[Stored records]
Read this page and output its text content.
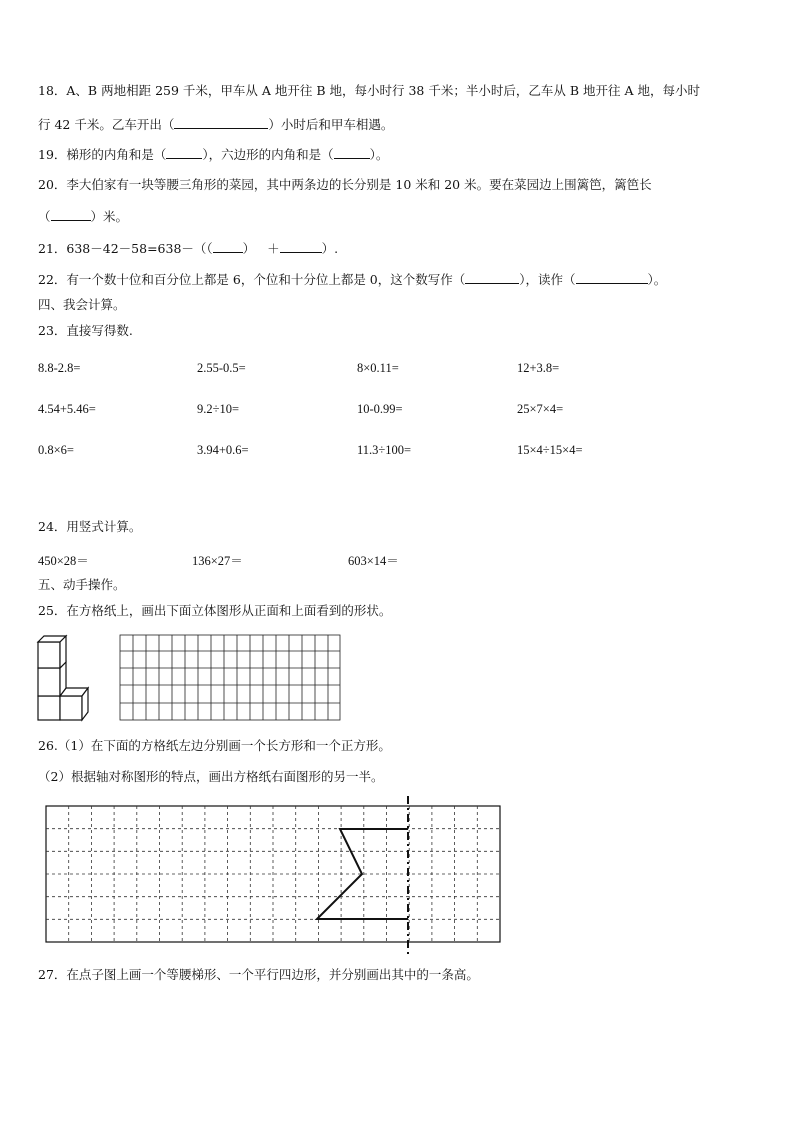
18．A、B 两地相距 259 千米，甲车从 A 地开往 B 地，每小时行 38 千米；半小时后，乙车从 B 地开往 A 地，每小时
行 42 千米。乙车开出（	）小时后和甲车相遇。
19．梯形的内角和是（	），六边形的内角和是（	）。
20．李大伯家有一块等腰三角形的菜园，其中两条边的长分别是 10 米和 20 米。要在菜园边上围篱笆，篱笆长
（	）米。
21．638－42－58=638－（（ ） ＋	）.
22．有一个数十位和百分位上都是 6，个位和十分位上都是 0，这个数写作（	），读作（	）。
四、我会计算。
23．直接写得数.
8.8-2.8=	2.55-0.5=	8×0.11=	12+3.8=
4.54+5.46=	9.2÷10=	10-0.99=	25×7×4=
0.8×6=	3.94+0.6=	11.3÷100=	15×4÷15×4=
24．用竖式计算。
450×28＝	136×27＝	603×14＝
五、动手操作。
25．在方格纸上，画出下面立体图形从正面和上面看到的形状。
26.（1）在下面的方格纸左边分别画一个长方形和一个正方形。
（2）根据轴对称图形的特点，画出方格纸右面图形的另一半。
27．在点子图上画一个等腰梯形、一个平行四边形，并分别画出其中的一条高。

#### Short task
Return each line exactly as written. Any picture gets left out.

#### Exercise response
Read this page and output its text content.
18．A、B 两地相距 259 千米，甲车从 A 地开往 B 地，每小时行 38 千米；半小时后，乙车从 B 地开往 A 地，每小时
行 42 千米。乙车开出（	）小时后和甲车相遇。
19．梯形的内角和是（	），六边形的内角和是（	）。
20．李大伯家有一块等腰三角形的菜园，其中两条边的长分别是 10 米和 20 米。要在菜园边上围篱笆，篱笆长
（	）米。
21．638－42－58=638－（（ ） ＋	）.
22．有一个数十位和百分位上都是 6，个位和十分位上都是 0，这个数写作（	），读作（	）。
四、我会计算。
23．直接写得数.
8.8-2.8=	2.55-0.5=	8×0.11=	12+3.8=
4.54+5.46=	9.2÷10=	10-0.99=	25×7×4=
0.8×6=	3.94+0.6=	11.3÷100=	15×4÷15×4=
24．用竖式计算。
450×28＝	136×27＝	603×14＝
五、动手操作。
25．在方格纸上，画出下面立体图形从正面和上面看到的形状。
26.（1）在下面的方格纸左边分别画一个长方形和一个正方形。
（2）根据轴对称图形的特点，画出方格纸右面图形的另一半。
27．在点子图上画一个等腰梯形、一个平行四边形，并分别画出其中的一条高。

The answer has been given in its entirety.